PROBLEM: Extract and list every line that contains the word "ethereal".

:: SOURCE RECORDS ::

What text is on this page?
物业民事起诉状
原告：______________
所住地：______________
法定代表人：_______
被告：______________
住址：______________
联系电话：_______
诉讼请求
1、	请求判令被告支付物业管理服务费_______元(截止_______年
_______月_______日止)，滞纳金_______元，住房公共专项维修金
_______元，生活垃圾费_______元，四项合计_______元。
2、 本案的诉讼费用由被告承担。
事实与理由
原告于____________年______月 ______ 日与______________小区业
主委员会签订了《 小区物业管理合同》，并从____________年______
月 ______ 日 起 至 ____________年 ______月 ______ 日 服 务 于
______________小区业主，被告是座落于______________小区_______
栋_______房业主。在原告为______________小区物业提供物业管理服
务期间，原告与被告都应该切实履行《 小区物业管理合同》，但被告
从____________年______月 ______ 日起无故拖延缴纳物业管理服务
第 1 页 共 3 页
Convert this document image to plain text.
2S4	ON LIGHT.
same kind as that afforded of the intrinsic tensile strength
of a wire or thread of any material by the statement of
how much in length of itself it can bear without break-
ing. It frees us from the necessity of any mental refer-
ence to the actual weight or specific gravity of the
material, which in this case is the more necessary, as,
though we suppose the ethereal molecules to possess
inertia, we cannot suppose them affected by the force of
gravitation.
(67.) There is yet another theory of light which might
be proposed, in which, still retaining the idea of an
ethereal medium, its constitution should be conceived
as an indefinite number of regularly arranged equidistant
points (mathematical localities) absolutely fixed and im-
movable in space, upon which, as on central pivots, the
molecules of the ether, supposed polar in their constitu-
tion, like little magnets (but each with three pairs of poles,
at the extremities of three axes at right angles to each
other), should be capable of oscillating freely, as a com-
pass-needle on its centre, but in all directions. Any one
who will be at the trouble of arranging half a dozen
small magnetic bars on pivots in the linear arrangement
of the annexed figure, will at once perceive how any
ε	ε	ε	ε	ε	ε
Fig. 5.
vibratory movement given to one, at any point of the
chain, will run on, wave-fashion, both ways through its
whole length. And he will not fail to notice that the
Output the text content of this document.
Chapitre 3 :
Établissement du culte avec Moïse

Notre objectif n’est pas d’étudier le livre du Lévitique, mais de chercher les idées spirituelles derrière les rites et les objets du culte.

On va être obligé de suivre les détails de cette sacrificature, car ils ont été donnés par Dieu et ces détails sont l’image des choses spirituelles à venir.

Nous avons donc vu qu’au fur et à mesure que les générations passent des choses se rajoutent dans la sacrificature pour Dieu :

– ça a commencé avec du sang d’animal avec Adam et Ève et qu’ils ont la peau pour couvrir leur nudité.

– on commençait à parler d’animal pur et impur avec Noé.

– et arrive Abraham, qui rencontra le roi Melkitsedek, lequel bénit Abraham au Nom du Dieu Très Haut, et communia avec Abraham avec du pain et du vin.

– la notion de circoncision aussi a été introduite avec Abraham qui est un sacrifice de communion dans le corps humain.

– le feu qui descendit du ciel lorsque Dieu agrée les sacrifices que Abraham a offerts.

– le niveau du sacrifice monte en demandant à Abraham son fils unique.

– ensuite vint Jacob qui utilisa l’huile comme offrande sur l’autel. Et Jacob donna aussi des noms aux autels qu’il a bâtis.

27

:::

EXERCISE ANSWER:
though we suppose the ethereal molecules to possess
ethereal medium, its constitution should be conceived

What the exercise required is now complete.